> **Estratto fornito**

------------

Cosa si può fare con la zona arancione

Con il passaggio alla zona arancione non cambia molto rispetto alla zona rossa. Di sicuro non servirà più l’autocertificazione per uscire da casa anche se si potrà rimanere solo nel proprio comune. Non sarà possibile entrare o uscire dalla Regione o spostarsi da un Comune all’altro, tranne che per comprovate esigenze dunque motivi di lavoro, salute e emergenze. per quanto riguarda le scuole, laddove non siano chiuse da ordinanze comunali o regionali, la Dad è prevista solo alle superiori e nelle università.

------------

> **Dati dell'esercizio**

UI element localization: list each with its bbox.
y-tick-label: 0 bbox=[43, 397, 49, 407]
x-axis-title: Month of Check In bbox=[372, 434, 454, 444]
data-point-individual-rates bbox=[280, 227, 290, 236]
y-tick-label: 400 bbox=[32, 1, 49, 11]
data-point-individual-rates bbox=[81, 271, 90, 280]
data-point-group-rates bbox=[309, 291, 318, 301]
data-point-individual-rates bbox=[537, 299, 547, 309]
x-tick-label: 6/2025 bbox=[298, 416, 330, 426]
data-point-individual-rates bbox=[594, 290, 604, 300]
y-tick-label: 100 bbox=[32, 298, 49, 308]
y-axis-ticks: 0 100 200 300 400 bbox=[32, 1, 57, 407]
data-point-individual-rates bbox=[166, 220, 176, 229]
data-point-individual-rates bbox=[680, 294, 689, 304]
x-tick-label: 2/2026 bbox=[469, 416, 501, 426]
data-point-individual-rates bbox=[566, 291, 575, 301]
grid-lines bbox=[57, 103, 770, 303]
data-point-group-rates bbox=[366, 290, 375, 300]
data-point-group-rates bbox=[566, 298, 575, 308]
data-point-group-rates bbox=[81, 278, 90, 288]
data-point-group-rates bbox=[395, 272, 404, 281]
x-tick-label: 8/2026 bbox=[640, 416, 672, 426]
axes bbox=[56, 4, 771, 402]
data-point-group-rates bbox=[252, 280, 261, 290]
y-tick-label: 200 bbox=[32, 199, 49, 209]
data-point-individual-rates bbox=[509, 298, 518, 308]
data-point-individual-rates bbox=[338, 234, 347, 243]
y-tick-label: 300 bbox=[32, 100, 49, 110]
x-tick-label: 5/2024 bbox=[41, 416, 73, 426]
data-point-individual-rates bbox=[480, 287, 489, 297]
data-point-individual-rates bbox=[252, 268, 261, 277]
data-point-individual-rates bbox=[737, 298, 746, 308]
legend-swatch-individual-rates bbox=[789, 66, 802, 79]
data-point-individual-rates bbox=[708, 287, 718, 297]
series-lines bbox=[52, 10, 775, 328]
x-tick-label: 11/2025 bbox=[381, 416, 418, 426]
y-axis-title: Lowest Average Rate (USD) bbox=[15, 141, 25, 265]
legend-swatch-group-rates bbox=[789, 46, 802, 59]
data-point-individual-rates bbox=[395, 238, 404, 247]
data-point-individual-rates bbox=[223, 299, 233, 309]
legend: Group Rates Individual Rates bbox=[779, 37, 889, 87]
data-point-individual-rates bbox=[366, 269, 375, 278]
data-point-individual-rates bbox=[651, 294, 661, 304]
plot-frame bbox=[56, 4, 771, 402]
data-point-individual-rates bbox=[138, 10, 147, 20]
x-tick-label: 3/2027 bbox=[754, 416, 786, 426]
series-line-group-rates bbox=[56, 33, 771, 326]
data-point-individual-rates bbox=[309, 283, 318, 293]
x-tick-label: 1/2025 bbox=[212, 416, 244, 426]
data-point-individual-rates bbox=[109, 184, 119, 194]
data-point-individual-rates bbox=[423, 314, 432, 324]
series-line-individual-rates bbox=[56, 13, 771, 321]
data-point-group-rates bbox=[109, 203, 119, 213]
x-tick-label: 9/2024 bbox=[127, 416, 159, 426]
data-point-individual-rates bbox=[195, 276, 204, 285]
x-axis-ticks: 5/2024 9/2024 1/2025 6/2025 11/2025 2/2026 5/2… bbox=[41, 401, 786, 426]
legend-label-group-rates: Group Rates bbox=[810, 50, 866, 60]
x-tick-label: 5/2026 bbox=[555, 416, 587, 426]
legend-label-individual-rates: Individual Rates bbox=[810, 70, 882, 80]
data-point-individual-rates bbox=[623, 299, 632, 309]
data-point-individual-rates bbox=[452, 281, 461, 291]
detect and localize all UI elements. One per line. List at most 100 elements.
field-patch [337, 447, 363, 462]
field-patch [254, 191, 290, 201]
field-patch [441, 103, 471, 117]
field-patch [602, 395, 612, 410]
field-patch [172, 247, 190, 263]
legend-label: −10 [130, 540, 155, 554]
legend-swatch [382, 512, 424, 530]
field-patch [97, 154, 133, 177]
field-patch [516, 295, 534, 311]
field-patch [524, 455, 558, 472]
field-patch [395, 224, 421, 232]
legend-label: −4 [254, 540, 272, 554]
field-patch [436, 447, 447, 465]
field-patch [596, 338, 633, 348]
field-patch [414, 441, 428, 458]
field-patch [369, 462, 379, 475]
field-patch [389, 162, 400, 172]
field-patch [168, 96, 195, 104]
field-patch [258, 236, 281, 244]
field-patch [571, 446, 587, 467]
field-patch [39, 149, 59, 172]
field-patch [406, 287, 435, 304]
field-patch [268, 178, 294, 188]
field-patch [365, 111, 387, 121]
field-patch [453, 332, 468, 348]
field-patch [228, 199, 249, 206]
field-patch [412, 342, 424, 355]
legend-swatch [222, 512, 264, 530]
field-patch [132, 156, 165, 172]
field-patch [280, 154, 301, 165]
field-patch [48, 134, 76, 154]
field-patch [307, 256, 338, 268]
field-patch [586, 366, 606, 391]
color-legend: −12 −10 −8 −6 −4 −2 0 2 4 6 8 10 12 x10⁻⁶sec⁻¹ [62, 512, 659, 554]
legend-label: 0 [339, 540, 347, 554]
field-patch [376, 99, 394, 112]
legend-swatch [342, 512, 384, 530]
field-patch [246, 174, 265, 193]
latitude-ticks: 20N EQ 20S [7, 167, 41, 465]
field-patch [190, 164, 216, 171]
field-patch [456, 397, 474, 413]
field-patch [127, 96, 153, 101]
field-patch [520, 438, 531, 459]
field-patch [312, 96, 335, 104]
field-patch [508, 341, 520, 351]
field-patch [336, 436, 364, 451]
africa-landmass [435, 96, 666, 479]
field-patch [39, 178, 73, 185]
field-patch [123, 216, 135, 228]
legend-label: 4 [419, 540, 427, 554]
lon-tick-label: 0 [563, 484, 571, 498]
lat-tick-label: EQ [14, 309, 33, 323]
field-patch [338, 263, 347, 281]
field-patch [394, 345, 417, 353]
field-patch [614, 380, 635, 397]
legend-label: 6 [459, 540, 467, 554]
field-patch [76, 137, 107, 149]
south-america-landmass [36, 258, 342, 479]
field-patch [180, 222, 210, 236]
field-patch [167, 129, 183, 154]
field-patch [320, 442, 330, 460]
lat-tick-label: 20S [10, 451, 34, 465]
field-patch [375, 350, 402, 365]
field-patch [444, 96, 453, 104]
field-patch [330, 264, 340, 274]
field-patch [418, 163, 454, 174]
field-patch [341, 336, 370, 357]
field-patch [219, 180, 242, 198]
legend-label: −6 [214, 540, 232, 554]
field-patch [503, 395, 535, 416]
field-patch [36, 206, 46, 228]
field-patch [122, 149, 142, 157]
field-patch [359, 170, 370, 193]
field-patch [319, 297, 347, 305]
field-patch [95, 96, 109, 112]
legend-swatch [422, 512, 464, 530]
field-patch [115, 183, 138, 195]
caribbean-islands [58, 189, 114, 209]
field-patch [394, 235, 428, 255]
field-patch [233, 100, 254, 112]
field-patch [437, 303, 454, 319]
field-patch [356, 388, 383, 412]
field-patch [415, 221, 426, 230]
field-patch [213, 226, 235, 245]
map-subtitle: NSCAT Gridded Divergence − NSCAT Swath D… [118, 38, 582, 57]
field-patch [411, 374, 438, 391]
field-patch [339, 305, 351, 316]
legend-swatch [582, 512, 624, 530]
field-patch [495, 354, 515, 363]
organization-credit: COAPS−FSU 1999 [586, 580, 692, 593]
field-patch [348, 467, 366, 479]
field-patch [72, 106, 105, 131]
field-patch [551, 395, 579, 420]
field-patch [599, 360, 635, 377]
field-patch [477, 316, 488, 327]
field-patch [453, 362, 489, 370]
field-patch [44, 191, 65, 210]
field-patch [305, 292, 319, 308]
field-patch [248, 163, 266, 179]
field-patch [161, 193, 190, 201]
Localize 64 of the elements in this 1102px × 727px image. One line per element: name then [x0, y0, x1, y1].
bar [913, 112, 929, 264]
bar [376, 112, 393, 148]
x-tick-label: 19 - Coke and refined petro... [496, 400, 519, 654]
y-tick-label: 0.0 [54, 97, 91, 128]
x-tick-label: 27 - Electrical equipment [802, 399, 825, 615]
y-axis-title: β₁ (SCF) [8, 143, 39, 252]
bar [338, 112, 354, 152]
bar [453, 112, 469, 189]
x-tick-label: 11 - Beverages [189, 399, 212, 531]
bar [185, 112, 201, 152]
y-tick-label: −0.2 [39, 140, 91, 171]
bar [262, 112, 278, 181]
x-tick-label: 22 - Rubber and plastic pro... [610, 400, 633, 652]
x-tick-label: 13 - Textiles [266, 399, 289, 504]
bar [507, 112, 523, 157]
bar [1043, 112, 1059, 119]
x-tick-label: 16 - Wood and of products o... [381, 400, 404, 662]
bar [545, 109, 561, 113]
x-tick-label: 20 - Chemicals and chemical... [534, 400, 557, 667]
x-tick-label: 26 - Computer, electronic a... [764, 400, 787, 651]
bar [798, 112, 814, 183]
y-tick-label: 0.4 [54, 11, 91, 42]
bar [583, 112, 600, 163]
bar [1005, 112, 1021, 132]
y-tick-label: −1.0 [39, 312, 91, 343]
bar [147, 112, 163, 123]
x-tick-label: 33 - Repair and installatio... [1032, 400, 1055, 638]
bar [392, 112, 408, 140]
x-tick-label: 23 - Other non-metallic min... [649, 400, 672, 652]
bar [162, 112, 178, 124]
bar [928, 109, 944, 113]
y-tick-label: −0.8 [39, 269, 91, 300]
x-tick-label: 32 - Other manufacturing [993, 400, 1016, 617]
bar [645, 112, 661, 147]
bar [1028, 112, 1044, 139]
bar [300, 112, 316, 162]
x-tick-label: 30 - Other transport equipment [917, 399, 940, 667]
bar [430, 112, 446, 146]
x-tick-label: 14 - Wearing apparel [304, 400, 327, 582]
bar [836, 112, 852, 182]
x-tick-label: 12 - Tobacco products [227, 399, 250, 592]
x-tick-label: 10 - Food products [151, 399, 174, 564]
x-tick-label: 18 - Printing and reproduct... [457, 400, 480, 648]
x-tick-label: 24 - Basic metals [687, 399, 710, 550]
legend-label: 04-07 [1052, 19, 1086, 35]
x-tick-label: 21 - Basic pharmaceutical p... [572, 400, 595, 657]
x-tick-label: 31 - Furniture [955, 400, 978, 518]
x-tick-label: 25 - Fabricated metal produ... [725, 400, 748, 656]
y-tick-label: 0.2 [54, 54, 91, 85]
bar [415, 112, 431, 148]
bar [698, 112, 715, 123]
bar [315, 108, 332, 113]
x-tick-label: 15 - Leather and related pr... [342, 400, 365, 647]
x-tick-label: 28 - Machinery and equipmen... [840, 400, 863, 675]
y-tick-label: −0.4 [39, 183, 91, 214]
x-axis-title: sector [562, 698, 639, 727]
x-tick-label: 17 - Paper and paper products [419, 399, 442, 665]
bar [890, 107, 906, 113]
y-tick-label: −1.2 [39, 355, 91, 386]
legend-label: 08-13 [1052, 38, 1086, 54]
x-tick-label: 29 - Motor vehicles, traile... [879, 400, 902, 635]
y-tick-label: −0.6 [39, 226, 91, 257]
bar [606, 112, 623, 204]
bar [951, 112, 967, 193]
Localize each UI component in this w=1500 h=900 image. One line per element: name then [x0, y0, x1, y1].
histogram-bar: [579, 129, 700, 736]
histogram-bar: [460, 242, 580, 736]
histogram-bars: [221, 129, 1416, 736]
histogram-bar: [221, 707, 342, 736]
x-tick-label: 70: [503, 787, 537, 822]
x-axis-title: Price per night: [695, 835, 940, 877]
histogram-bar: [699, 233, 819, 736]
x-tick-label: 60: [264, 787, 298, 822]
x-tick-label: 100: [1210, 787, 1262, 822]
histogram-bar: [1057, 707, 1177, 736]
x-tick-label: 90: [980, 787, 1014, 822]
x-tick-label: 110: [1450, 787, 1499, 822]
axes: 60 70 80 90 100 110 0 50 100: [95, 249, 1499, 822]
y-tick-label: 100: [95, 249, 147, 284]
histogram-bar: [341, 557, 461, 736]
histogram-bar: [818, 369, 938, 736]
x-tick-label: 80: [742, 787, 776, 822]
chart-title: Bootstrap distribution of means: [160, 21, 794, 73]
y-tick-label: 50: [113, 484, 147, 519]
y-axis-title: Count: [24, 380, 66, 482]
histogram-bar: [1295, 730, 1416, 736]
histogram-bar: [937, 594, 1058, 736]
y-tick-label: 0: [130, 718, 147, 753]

------------

> **Esercizio 1**
Indica se ciascuna delle seguenti affermazioni concorda con il testo sulla zona arancione. Rispondi sì o no e riporta tra virgolette le parole del testo che lo stabiliscono.
(a) In zona arancione serve ancora l'autocertificazione per uscire di casa.
(b) È consentito spostarsi in un altro Comune per motivi di salute.
(c) La Dad è prevista anche per le scuole medie.
> **Esercizio 2**
Trasforma in un elenco puntato il paragrafo del testo sulla zona arancione che inizia con "Con il passaggio alla zona arancione", conservandone le informazioni principali.
> **Esercizio 3**
Prosegui il testo sulla zona arancione partendo dopo la sua ultima frase.

> **Spazio risposta 1**
(a) No. Il testo dice: "Di sicuro non servirà più l’autocertificazione per uscire da casa".
(b) Sì. Il testo dice: "tranne che per comprovate esigenze dunque motivi di lavoro, salute e emergenze".
(c) No. Il testo dice: "la Dad è prevista solo alle superiori e nelle università".

> **Spazio risposta 2**
- Rispetto alla zona rossa cambia poco.
- Per uscire di casa non serve più l'autocertificazione.
- Si può restare solo nel proprio Comune.
- Non si può entrare o uscire dalla Regione né spostarsi da un Comune all'altro, salvo comprovate esigenze di lavoro, salute o emergenza.
- Nelle scuole non chiuse da ordinanze comunali o regionali, la Dad è prevista solo alle superiori e nelle università.

> **Spazio risposta 3**
I negozi al dettaglio restano aperti ma bar, pasticcerie e ristoranti rimangono chiusi. Sono aperti esclusivamente per la vendita da asporto, consentita dalle 5 alle 22, e per la consegna a domicilio, consentita senza limiti di orario, ma che deve comunque avvenire nel rispetto delle norme sul confezionamento e sulla consegna dei prodotti. Restano chiusi gli esercizi commerciali all’interno centri commerciali nei giorni festivi e prefestivi. Chiuse le sale giochi e sale scommesse, ma anche bingo e casinò presenti all’interno di locali adibiti ad attività differente. Chiusi centri benessere e i centri termali, le palestre e le piscine.